━━ Information supplied ━━

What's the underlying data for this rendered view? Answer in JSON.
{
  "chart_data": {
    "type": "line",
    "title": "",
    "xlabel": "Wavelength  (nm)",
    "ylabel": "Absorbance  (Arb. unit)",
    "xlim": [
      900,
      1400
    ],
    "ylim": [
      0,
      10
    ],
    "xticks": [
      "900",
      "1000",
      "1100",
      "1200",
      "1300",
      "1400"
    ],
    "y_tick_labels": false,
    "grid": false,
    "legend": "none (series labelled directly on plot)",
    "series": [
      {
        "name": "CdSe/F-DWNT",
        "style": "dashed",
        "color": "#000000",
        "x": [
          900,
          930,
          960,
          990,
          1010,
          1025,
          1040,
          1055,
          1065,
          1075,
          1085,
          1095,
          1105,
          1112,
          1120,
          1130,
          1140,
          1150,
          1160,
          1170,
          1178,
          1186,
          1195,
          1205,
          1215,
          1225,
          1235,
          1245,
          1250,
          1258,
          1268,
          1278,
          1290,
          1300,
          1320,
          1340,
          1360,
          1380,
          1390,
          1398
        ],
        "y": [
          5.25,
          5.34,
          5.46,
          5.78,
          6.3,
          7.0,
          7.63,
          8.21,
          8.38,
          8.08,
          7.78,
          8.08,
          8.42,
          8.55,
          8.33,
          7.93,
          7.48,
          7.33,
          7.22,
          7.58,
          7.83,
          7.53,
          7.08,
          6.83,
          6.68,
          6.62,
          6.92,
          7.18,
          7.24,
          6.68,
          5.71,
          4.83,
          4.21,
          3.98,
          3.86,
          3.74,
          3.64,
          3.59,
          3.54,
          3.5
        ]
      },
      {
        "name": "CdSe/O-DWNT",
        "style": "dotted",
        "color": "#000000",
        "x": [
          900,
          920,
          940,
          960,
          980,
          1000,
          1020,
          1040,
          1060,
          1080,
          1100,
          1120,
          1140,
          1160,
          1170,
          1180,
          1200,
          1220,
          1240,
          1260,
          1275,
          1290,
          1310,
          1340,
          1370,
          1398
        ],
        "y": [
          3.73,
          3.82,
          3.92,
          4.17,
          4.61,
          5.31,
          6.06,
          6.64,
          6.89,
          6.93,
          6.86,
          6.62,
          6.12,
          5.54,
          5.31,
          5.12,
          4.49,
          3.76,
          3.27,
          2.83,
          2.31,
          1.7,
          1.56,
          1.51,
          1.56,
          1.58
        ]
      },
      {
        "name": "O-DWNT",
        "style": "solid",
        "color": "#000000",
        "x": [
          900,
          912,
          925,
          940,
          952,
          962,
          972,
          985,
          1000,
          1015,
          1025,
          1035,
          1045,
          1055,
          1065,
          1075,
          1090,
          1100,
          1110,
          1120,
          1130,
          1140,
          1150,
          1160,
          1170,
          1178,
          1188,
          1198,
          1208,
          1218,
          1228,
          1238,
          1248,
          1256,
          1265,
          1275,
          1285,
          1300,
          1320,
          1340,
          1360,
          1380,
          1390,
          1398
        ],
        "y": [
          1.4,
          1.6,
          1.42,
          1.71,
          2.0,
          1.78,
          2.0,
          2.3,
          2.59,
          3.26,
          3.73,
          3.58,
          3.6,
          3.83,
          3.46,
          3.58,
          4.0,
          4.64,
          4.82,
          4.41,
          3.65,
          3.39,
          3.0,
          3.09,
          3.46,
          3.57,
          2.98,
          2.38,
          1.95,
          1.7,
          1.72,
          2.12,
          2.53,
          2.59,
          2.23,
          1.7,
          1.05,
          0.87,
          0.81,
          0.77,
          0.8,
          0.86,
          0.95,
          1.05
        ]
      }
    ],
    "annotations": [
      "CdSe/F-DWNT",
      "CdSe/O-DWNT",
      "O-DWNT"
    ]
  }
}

━━━

• **What you are asked to do**: Pick out every line with the string "DWNT" and copy it.

• **Reply to the exercise**:
        "name": "CdSe/F-DWNT",
        "name": "CdSe/O-DWNT",
        "name": "O-DWNT",
      "CdSe/F-DWNT",
      "CdSe/O-DWNT",
      "O-DWNT"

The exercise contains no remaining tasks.